Exercise prompt:
Give everything from the start of the entries down to the line containing "value-cell: 0 [144,47,219,71]" as a numbered list, leaving out blank lines.

Entries from a collection
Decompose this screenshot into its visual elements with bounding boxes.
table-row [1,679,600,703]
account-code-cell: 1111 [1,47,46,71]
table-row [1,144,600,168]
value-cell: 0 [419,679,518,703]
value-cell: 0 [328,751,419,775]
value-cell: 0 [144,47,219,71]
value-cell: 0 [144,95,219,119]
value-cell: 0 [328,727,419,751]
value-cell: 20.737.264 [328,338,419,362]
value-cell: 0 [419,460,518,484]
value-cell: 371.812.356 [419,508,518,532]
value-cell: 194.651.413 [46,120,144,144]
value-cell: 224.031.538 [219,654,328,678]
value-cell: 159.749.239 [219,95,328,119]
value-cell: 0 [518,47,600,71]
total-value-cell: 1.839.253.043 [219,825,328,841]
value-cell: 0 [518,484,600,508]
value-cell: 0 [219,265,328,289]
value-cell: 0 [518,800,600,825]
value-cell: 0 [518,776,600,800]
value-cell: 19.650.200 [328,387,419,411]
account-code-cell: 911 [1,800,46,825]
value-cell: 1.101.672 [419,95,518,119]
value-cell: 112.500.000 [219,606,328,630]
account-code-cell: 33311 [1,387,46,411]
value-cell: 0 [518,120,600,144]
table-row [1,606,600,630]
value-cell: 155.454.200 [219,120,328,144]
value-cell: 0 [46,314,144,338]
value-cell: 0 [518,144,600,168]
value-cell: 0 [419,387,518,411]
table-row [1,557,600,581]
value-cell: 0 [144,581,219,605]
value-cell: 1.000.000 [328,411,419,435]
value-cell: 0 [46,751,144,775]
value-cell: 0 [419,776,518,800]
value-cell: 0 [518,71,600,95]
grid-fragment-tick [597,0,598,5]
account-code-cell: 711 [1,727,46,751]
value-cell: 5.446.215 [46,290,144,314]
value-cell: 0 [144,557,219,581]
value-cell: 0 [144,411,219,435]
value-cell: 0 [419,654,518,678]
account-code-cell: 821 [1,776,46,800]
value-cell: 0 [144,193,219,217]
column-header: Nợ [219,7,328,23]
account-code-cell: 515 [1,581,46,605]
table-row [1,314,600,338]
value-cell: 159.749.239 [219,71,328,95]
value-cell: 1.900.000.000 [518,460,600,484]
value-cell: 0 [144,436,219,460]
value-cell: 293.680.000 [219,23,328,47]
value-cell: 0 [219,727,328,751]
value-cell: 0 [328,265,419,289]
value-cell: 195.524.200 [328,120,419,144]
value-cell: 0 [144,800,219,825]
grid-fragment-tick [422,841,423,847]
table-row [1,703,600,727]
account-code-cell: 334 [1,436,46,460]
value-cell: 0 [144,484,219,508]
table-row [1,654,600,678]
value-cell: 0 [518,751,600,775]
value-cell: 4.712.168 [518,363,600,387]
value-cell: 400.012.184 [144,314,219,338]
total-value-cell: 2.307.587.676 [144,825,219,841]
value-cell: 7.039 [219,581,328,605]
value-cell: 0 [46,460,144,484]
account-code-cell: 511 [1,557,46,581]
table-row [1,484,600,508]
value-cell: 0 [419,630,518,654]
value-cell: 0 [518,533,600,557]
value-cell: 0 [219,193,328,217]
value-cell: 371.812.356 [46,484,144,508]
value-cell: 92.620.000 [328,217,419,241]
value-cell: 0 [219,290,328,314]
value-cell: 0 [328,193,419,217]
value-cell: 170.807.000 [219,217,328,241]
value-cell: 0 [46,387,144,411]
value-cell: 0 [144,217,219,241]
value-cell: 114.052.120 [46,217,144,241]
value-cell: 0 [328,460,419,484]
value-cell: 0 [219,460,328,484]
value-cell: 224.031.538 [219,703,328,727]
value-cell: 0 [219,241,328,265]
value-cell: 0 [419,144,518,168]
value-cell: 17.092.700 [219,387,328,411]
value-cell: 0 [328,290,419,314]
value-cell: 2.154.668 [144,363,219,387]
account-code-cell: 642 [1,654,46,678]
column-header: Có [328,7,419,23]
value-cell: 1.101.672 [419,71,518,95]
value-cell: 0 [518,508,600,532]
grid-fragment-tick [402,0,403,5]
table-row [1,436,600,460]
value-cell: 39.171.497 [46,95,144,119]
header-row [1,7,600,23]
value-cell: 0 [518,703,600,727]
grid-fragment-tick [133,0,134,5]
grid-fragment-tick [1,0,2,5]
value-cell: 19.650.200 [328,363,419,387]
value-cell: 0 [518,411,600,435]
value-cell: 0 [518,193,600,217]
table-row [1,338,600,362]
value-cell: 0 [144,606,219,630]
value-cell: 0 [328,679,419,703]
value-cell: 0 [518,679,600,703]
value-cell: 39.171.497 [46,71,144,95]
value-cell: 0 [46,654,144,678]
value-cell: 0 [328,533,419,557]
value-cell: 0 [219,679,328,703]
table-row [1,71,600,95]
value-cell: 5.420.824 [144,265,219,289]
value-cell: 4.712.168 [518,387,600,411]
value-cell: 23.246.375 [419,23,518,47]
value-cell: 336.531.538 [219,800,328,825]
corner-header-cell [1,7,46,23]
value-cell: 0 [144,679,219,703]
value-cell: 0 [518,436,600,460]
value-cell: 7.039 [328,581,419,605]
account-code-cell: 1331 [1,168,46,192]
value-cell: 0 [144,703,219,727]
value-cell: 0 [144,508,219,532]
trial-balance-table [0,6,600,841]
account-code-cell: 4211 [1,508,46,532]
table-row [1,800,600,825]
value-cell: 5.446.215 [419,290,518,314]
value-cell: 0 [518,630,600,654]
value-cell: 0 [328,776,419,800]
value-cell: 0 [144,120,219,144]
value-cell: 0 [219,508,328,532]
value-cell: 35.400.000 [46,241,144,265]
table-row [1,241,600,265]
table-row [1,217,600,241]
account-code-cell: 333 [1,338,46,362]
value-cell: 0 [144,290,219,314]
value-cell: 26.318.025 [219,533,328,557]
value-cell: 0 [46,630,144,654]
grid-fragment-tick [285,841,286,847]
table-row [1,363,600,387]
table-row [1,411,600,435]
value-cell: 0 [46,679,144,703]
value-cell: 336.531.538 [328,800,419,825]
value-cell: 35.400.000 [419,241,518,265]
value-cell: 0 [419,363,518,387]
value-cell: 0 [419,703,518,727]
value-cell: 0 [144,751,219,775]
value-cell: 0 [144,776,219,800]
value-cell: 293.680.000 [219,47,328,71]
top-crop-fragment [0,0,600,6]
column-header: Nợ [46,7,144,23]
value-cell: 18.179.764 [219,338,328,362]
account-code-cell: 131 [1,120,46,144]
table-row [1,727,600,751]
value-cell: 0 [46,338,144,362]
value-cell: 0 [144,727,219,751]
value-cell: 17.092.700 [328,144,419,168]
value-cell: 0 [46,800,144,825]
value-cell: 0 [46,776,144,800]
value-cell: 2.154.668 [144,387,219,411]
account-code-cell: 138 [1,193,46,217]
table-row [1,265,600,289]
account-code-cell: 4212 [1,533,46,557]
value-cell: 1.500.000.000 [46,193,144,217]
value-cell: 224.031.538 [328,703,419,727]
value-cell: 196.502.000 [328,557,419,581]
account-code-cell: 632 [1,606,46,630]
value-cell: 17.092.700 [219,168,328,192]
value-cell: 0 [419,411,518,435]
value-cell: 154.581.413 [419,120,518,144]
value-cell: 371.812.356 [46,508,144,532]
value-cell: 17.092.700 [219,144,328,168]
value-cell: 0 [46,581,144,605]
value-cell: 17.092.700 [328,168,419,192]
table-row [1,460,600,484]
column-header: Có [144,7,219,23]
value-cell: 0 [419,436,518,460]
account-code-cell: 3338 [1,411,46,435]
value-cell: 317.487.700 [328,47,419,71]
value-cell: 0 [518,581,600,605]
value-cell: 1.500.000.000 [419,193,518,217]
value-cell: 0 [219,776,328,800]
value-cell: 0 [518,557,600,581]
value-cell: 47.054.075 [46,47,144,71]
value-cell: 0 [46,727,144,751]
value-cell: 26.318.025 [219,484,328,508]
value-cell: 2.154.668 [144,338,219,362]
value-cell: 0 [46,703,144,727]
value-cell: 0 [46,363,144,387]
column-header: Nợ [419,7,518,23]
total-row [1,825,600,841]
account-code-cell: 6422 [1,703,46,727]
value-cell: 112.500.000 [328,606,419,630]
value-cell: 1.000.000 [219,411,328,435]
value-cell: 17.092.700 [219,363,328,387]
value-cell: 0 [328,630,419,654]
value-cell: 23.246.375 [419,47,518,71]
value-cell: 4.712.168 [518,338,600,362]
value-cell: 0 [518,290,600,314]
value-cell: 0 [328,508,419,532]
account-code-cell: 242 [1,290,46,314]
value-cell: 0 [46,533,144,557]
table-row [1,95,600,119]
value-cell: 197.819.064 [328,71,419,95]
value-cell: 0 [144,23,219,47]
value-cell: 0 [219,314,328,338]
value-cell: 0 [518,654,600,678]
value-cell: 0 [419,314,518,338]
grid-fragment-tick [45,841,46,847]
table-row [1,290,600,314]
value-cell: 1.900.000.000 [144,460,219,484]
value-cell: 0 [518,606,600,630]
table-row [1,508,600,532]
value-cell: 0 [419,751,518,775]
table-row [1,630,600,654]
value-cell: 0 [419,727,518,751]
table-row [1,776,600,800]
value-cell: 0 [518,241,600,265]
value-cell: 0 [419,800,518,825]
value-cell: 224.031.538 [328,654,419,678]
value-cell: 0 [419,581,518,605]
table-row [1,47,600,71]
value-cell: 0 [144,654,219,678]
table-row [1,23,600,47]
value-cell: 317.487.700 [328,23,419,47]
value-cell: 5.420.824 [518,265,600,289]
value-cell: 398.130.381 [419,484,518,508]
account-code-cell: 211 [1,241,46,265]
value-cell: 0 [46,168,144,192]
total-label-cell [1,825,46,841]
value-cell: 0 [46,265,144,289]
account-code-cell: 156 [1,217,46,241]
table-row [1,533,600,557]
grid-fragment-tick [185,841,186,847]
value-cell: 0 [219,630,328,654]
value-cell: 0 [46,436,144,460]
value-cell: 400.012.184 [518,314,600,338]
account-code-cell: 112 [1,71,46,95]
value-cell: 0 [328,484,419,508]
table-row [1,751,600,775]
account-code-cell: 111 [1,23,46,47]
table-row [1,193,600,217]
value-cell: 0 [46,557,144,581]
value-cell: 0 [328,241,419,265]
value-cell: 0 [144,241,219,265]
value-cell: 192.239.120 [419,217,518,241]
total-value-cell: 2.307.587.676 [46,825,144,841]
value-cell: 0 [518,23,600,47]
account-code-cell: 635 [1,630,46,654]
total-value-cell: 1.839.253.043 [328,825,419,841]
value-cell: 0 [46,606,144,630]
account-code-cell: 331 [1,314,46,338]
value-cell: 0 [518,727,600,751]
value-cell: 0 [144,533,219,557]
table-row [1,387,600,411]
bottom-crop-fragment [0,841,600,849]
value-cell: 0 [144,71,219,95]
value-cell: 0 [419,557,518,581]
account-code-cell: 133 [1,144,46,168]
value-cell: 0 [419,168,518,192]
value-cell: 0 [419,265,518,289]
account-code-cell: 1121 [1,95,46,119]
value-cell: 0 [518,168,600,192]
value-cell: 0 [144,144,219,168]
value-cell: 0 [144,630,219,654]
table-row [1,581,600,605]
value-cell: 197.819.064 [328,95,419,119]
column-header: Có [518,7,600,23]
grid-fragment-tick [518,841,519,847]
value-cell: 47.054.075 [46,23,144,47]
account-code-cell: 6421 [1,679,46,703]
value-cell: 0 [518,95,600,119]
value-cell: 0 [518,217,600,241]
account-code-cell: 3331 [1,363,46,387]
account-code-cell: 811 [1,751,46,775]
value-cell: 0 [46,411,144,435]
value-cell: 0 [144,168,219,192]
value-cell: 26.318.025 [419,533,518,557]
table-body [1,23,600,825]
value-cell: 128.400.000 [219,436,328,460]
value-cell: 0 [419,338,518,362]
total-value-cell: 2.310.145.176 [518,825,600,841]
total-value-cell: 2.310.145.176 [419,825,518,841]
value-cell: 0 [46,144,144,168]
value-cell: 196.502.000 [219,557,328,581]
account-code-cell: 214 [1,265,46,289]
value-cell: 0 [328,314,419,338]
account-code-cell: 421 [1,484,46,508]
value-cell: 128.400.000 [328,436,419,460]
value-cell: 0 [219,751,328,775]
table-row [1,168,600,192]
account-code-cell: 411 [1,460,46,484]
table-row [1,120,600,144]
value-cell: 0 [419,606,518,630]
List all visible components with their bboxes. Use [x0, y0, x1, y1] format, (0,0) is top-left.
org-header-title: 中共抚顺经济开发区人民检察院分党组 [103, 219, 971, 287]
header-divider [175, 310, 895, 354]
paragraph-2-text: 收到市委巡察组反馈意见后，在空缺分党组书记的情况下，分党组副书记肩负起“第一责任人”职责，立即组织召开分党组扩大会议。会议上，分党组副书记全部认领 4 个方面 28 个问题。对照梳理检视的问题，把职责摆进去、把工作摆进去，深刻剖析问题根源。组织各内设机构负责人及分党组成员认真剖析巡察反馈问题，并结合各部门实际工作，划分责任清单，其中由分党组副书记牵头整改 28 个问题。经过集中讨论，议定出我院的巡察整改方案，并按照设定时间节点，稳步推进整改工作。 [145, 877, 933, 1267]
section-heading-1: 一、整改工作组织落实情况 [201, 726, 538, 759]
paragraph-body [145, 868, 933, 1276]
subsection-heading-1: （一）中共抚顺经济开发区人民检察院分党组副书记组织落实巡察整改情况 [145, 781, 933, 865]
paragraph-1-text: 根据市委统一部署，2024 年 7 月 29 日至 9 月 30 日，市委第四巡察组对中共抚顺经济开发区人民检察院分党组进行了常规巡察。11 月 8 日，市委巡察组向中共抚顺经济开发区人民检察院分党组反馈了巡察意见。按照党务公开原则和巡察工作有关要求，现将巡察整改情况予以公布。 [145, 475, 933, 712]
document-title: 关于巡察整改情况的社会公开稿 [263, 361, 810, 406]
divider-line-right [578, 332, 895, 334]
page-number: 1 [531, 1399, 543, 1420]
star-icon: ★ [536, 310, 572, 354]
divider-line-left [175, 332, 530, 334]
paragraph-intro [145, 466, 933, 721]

Response to this task:
1. Decompose this screenshot into its visual elements with bounding boxes.
2. table-row [1,679,600,703]
3. account-code-cell: 1111 [1,47,46,71]
4. table-row [1,144,600,168]
5. value-cell: 0 [419,679,518,703]
6. value-cell: 0 [328,751,419,775]
7. value-cell: 0 [144,47,219,71]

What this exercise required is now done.